------ TRECHO DO TEXTO
Isso garante que, ao entrar no diretório do projeto, o ASDF carregue automaticamente as versões corretas.

Criação do primeiro projeto Elixir

mix new saudacao
cd saudacao

⚠️ Aviso: O nome da pasta no repositório que estou apresentando pode divergir do apresentado aqui. No repositório usei 01-saudacao unicamente para fins de organização visual, mas a idéia é a mesma.

O comando mix new cria a estrutura básica de um projeto Elixir. A pasta gerada conterá:

  • lib/saudacao.ex: onde escreveremos nossa lógica principal;
  • test/saudacao_test.exs: arquivo de testes automatizados com ExUnit;
  • mix.exs: arquivo de configuração do projeto, contendo nome, versão, dependências, etc.

Implementação da função principal

Arquivo: lib/saudacao.ex

defmodule Saudacao do
  @moduledoc """
  Documentação para o módulo `Saudacao`
  - Módulo responsável por gerar saudações personalizadas
  """

  @doc """
  Retorna uma saudação com o nome informado.

  ## Exemplos

      iex> Saudacao.ola("Dudu")
------------
------ INFORMAÇÕES FORNECIDAS
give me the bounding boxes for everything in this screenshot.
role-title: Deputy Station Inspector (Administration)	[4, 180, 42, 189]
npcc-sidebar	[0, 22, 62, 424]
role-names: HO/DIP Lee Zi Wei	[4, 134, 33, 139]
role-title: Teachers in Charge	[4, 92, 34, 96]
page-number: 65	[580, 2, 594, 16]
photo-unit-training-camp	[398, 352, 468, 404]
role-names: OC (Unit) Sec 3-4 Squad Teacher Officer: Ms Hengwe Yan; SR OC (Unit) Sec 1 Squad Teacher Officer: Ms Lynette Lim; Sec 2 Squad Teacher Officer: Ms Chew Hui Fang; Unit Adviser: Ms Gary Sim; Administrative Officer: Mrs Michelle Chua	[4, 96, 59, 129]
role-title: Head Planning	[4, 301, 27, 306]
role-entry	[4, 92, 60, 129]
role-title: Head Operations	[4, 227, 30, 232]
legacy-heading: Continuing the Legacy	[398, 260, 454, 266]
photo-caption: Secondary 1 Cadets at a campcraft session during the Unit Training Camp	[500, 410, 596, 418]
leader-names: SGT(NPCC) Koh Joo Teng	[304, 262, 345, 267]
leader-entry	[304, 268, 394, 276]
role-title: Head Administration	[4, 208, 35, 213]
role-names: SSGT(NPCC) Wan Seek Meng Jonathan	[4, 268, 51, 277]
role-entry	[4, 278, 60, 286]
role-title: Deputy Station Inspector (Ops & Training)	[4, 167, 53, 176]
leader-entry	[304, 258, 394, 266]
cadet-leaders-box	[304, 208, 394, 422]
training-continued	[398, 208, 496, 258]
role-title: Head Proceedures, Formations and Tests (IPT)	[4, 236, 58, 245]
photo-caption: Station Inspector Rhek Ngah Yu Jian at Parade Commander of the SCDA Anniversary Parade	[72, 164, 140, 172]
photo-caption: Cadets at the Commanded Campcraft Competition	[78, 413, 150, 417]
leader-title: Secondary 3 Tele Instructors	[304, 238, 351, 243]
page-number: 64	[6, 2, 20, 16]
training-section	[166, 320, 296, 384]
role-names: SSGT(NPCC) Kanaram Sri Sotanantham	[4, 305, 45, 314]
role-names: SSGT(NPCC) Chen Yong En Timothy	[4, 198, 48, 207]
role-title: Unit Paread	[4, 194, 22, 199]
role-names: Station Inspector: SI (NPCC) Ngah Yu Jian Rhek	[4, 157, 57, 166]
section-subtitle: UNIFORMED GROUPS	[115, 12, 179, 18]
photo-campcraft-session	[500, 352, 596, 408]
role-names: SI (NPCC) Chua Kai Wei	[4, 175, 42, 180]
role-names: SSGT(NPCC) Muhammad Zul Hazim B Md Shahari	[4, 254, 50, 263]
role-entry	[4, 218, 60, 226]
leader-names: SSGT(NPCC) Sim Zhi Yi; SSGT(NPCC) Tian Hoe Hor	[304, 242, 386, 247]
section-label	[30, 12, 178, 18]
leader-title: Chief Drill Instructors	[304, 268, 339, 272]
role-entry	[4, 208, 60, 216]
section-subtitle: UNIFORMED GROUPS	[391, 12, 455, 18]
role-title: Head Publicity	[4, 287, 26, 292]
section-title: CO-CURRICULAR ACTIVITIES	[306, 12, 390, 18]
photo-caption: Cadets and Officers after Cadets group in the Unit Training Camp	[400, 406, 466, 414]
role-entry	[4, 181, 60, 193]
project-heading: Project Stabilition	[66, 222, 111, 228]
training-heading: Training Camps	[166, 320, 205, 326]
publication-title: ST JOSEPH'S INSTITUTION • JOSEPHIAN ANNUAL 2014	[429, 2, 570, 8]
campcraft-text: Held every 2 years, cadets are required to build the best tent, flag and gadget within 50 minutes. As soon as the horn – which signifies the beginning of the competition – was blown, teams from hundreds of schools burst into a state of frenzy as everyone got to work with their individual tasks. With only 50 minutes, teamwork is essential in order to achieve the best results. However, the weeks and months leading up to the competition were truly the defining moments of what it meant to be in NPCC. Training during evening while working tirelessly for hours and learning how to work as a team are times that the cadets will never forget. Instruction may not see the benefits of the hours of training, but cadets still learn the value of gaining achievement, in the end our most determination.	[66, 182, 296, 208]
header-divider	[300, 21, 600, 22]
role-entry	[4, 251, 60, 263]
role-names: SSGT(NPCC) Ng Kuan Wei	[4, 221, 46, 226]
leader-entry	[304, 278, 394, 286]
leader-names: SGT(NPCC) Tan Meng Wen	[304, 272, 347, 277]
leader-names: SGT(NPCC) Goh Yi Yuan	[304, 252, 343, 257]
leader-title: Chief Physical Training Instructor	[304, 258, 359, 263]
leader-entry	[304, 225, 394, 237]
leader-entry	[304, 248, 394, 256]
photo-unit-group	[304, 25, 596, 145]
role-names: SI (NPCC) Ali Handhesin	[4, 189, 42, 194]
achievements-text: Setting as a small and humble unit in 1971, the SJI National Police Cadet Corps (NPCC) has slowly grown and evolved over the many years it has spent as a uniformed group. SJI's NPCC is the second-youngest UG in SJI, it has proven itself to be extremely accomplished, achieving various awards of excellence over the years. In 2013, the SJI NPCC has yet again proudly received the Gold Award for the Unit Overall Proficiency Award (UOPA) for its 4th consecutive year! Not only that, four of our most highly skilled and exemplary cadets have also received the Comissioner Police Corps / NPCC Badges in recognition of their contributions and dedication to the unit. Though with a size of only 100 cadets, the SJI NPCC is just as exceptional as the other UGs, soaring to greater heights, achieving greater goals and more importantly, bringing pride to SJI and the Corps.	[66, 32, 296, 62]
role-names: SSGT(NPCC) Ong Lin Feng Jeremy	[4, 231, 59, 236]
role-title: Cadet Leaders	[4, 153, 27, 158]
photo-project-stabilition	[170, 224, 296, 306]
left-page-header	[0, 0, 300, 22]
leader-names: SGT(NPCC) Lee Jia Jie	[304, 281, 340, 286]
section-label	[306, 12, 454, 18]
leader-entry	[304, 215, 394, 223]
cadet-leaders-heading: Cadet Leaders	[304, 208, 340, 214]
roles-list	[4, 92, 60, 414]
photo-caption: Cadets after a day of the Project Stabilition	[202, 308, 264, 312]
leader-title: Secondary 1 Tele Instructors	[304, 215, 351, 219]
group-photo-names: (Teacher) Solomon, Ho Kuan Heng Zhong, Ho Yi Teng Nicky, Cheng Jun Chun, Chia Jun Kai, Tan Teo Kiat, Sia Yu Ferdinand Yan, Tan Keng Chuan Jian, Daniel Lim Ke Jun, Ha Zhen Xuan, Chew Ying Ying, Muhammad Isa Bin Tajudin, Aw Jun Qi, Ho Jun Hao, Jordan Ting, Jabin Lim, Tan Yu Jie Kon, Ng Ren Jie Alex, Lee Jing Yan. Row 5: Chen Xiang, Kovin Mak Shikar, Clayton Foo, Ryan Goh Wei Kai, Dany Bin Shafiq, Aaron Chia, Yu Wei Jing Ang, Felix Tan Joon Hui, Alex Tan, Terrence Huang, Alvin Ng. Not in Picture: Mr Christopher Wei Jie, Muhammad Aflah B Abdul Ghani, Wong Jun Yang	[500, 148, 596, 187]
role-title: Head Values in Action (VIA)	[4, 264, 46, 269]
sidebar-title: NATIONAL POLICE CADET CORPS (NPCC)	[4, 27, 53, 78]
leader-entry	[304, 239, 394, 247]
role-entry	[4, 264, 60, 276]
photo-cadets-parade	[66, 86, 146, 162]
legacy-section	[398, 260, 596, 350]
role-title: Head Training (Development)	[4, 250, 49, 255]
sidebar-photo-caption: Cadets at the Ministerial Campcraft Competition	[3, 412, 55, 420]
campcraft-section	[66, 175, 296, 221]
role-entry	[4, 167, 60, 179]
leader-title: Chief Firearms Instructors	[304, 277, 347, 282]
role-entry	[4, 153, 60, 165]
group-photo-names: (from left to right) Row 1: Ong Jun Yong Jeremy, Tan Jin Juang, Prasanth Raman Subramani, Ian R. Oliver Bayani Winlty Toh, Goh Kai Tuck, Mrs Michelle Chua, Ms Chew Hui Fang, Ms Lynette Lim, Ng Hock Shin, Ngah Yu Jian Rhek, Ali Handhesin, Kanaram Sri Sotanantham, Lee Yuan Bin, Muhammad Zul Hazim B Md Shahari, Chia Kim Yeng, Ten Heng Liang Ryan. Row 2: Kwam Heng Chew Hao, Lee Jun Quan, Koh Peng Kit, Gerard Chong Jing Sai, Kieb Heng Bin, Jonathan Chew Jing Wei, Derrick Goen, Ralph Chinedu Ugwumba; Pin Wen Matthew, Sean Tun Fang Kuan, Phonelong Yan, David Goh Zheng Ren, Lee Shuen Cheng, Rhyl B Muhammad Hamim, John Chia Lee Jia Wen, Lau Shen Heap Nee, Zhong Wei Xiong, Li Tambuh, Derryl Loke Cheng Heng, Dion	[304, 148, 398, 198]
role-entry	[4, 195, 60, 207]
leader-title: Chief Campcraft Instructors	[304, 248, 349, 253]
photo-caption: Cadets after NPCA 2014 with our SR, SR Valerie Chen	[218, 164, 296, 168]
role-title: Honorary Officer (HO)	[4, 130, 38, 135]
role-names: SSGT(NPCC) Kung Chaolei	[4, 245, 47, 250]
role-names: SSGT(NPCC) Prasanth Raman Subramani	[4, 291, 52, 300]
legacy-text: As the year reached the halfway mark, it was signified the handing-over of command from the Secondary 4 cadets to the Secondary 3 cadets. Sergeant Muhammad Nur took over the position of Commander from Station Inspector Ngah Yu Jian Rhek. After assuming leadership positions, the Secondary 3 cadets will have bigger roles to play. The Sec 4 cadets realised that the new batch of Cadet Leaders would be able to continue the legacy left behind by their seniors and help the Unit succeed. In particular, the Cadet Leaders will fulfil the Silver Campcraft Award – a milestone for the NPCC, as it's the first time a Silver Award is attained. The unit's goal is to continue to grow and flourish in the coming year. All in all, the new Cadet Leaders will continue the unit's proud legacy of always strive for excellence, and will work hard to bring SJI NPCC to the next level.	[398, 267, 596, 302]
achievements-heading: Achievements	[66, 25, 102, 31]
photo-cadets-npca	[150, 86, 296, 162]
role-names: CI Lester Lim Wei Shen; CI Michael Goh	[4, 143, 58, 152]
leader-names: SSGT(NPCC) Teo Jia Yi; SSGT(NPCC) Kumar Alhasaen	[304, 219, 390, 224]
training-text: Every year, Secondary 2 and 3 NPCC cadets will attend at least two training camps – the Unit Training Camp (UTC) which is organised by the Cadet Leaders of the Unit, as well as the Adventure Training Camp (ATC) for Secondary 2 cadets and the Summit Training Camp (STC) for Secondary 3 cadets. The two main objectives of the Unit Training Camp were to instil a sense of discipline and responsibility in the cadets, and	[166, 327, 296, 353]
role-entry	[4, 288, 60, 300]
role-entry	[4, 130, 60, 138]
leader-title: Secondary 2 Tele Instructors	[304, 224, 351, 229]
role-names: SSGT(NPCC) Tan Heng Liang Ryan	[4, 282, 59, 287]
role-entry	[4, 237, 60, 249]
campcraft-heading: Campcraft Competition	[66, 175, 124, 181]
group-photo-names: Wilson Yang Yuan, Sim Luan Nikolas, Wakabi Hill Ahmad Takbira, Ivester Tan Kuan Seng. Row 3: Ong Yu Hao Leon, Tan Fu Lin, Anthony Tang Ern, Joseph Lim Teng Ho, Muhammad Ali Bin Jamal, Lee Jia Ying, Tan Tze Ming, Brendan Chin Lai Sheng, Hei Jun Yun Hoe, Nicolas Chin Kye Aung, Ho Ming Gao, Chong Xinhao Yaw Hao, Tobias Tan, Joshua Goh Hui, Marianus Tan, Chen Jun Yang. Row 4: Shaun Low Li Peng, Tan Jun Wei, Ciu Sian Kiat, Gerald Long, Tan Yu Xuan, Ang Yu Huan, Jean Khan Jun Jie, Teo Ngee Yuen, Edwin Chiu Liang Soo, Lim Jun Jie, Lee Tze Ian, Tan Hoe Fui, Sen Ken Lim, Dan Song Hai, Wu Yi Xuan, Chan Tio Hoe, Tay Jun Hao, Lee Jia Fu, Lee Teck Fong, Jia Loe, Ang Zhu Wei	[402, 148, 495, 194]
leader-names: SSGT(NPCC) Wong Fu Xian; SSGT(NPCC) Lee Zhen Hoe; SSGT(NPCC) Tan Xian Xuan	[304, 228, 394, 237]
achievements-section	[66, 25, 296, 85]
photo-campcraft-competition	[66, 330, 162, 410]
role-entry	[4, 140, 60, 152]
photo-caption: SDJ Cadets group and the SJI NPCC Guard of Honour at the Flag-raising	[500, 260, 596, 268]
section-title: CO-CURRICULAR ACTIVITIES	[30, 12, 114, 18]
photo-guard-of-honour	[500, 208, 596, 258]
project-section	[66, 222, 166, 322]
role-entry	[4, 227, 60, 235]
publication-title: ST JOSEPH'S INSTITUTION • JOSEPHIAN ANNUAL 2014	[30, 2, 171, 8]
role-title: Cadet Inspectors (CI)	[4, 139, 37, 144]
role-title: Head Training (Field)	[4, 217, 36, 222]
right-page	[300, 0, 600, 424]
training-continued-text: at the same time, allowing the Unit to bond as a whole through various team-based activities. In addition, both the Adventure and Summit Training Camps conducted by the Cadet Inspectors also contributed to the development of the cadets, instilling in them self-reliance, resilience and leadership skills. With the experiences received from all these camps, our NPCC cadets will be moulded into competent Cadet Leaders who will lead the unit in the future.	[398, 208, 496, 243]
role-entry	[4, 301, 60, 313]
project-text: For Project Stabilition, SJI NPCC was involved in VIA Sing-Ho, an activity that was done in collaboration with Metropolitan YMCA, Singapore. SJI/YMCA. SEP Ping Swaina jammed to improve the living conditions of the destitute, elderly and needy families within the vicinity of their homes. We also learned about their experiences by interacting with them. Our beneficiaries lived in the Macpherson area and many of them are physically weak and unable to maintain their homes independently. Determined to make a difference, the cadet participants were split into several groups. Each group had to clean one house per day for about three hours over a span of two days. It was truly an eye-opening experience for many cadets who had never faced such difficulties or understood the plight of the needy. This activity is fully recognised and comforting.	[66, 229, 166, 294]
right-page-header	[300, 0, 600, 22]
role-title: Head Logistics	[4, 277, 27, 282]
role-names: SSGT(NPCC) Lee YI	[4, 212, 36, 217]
------------
● **QUESTÕES DE ESTUDO**:
1 - Responda com base no trecho sobre o projeto Elixir:
(a) Qual comando cria a estrutura básica de um projeto Elixir?
(b) Que nome de pasta foi usado no repositório, segundo o aviso?
(c) Qual arquivo guarda o nome, a versão e as dependências do projeto?
2 - Reproduza sem alterações a parte do trecho sobre o projeto Elixir que começa com as palavras "mix new saudacao" e termina com "versão, dependências, etc.".

● **RESPOSTAS DO EXERCÍCIO**:
1 -
(a) O comando mix new.
(b) 01-saudacao.
(c) O arquivo mix.exs.

2 -
mix new saudacao
cd saudacao

⚠️ Aviso: O nome da pasta no repositório que estou apresentando pode divergir do apresentado aqui. No repositório usei 01-saudacao unicamente para fins de organização visual, mas a idéia é a mesma.

O comando mix new cria a estrutura básica de um projeto Elixir. A pasta gerada conterá:

  • lib/saudacao.ex: onde escreveremos nossa lógica principal;
  • test/saudacao_test.exs: arquivo de testes automatizados com ExUnit;
  • mix.exs: arquivo de configuração do projeto, contendo nome, versão, dependências, etc.